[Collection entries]
*****
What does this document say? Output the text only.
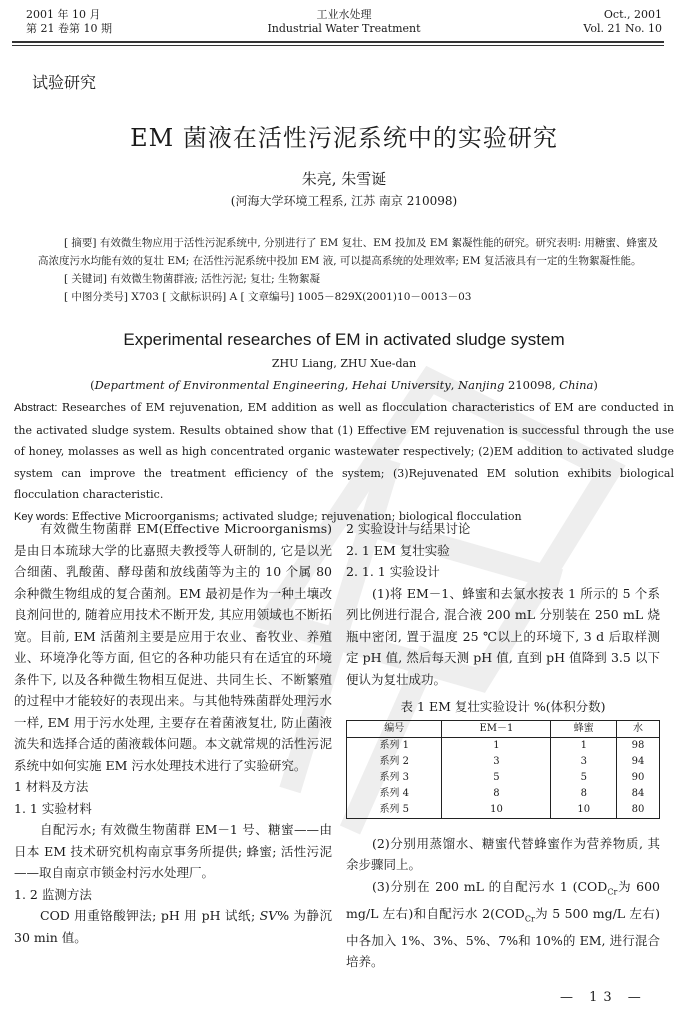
2001 年 10 月
第 21 卷第 10 期
工业水处理
Industrial Water Treatment
Oct., 2001
Vol. 21 No. 10
试验研究
EM 菌液在活性污泥系统中的实验研究
朱亮, 朱雪诞
(河海大学环境工程系, 江苏 南京 210098)

[ 摘要] 有效微生物应用于活性污泥系统中, 分别进行了 EM 复壮、EM 投加及 EM 絮凝性能的研究。研究表明: 用糖蜜、蜂蜜及高浓度污水均能有效的复壮 EM; 在活性污泥系统中投加 EM 液, 可以提高系统的处理效率; EM 复活液具有一定的生物絮凝性能。

[ 关键词] 有效微生物菌群液; 活性污泥; 复壮; 生物絮凝

[ 中图分类号] X703 [ 文献标识码] A [ 文章编号] 1005－829X(2001)10－0013－03

Experimental researches of EM in activated sludge system
ZHU Liang, ZHU Xue-dan
(Department of Environmental Engineering, Hehai University, Nanjing 210098, China)

Abstract: Researches of EM rejuvenation, EM addition as well as flocculation characteristics of EM are conducted in the activated sludge system. Results obtained show that (1) Effective EM rejuvenation is successful through the use of honey, molasses as well as high concentrated organic wastewater respectively; (2)EM addition to activated sludge system can improve the treatment efficiency of the system; (3)Rejuvenated EM solution exhibits biological flocculation characteristic.

Key words: Effective Microorganisms; activated sludge; rejuvenation; biological flocculation

有效微生物菌群 EM(Effective Microorganisms)是由日本琉球大学的比嘉照夫教授等人研制的, 它是以光合细菌、乳酸菌、酵母菌和放线菌等为主的 10 个属 80 余种微生物组成的复合菌剂。EM 最初是作为一种土壤改良剂问世的, 随着应用技术不断开发, 其应用领域也不断拓宽。目前, EM 活菌剂主要是应用于农业、畜牧业、养殖业、环境净化等方面, 但它的各种功能只有在适宜的环境条件下, 以及各种微生物相互促进、共同生长、不断繁殖的过程中才能较好的表现出来。与其他特殊菌群处理污水一样, EM 用于污水处理, 主要存在着菌液复壮, 防止菌液流失和选择合适的菌液载体问题。本文就常规的活性污泥系统中如何实施 EM 污水处理技术进行了实验研究。

1 材料及方法

1. 1 实验材料

自配污水; 有效微生物菌群 EM－1 号、糖蜜——由日本 EM 技术研究机构南京事务所提供; 蜂蜜; 活性污泥——取自南京市锁金村污水处理厂。

1. 2 监测方法

COD 用重铬酸钾法; pH 用 pH 试纸; SV% 为静沉 30 min 值。

2 实验设计与结果讨论

2. 1 EM 复壮实验

2. 1. 1 实验设计

(1)将 EM－1、蜂蜜和去氯水按表 1 所示的 5 个系列比例进行混合, 混合液 200 mL 分别装在 250 mL 烧瓶中密闭, 置于温度 25 ℃以上的环境下, 3 d 后取样测定 pH 值, 然后每天测 pH 值, 直到 pH 值降到 3.5 以下便认为复壮成功。

表 1 EM 复壮实验设计 %(体积分数)
编号	EM－1	蜂蜜	水
系列 1	1	1	98
系列 2	3	3	94
系列 3	5	5	90
系列 4	8	8	84
系列 5	10	10	80

(2)分别用蒸馏水、糖蜜代替蜂蜜作为营养物质, 其余步骤同上。

(3)分别在 200 mL 的自配污水 1 ($COD_{Cr}$为 600 mg/L 左右)和自配污水 $2(COD_{Cr}$为 5 500 mg/L 左右)中各加入 1%、3%、5%、7%和 10%的 EM, 进行混合培养。

— 13 —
*****
[Written problem]:
Restate the full listing verbatim and drop every picture.

[Answer for the task]:
What does this document say? Output the text only.
2001 年 10 月
第 21 卷第 10 期
工业水处理
Industrial Water Treatment
Oct., 2001
Vol. 21 No. 10
试验研究
EM 菌液在活性污泥系统中的实验研究
朱亮, 朱雪诞
(河海大学环境工程系, 江苏 南京 210098)

[ 摘要] 有效微生物应用于活性污泥系统中, 分别进行了 EM 复壮、EM 投加及 EM 絮凝性能的研究。研究表明: 用糖蜜、蜂蜜及高浓度污水均能有效的复壮 EM; 在活性污泥系统中投加 EM 液, 可以提高系统的处理效率; EM 复活液具有一定的生物絮凝性能。

[ 关键词] 有效微生物菌群液; 活性污泥; 复壮; 生物絮凝

[ 中图分类号] X703 [ 文献标识码] A [ 文章编号] 1005－829X(2001)10－0013－03

Experimental researches of EM in activated sludge system
ZHU Liang, ZHU Xue-dan
(Department of Environmental Engineering, Hehai University, Nanjing 210098, China)

Abstract: Researches of EM rejuvenation, EM addition as well as flocculation characteristics of EM are conducted in the activated sludge system. Results obtained show that (1) Effective EM rejuvenation is successful through the use of honey, molasses as well as high concentrated organic wastewater respectively; (2)EM addition to activated sludge system can improve the treatment efficiency of the system; (3)Rejuvenated EM solution exhibits biological flocculation characteristic.

Key words: Effective Microorganisms; activated sludge; rejuvenation; biological flocculation

有效微生物菌群 EM(Effective Microorganisms)是由日本琉球大学的比嘉照夫教授等人研制的, 它是以光合细菌、乳酸菌、酵母菌和放线菌等为主的 10 个属 80 余种微生物组成的复合菌剂。EM 最初是作为一种土壤改良剂问世的, 随着应用技术不断开发, 其应用领域也不断拓宽。目前, EM 活菌剂主要是应用于农业、畜牧业、养殖业、环境净化等方面, 但它的各种功能只有在适宜的环境条件下, 以及各种微生物相互促进、共同生长、不断繁殖的过程中才能较好的表现出来。与其他特殊菌群处理污水一样, EM 用于污水处理, 主要存在着菌液复壮, 防止菌液流失和选择合适的菌液载体问题。本文就常规的活性污泥系统中如何实施 EM 污水处理技术进行了实验研究。

1 材料及方法

1. 1 实验材料

自配污水; 有效微生物菌群 EM－1 号、糖蜜——由日本 EM 技术研究机构南京事务所提供; 蜂蜜; 活性污泥——取自南京市锁金村污水处理厂。

1. 2 监测方法

COD 用重铬酸钾法; pH 用 pH 试纸; SV% 为静沉 30 min 值。

2 实验设计与结果讨论

2. 1 EM 复壮实验

2. 1. 1 实验设计

(1)将 EM－1、蜂蜜和去氯水按表 1 所示的 5 个系列比例进行混合, 混合液 200 mL 分别装在 250 mL 烧瓶中密闭, 置于温度 25 ℃以上的环境下, 3 d 后取样测定 pH 值, 然后每天测 pH 值, 直到 pH 值降到 3.5 以下便认为复壮成功。

表 1 EM 复壮实验设计 %(体积分数)
编号	EM－1	蜂蜜	水
系列 1	1	1	98
系列 2	3	3	94
系列 3	5	5	90
系列 4	8	8	84
系列 5	10	10	80

(2)分别用蒸馏水、糖蜜代替蜂蜜作为营养物质, 其余步骤同上。

(3)分别在 200 mL 的自配污水 1 ($COD_{Cr}$为 600 mg/L 左右)和自配污水 $2(COD_{Cr}$为 5 500 mg/L 左右)中各加入 1%、3%、5%、7%和 10%的 EM, 进行混合培养。

— 13 —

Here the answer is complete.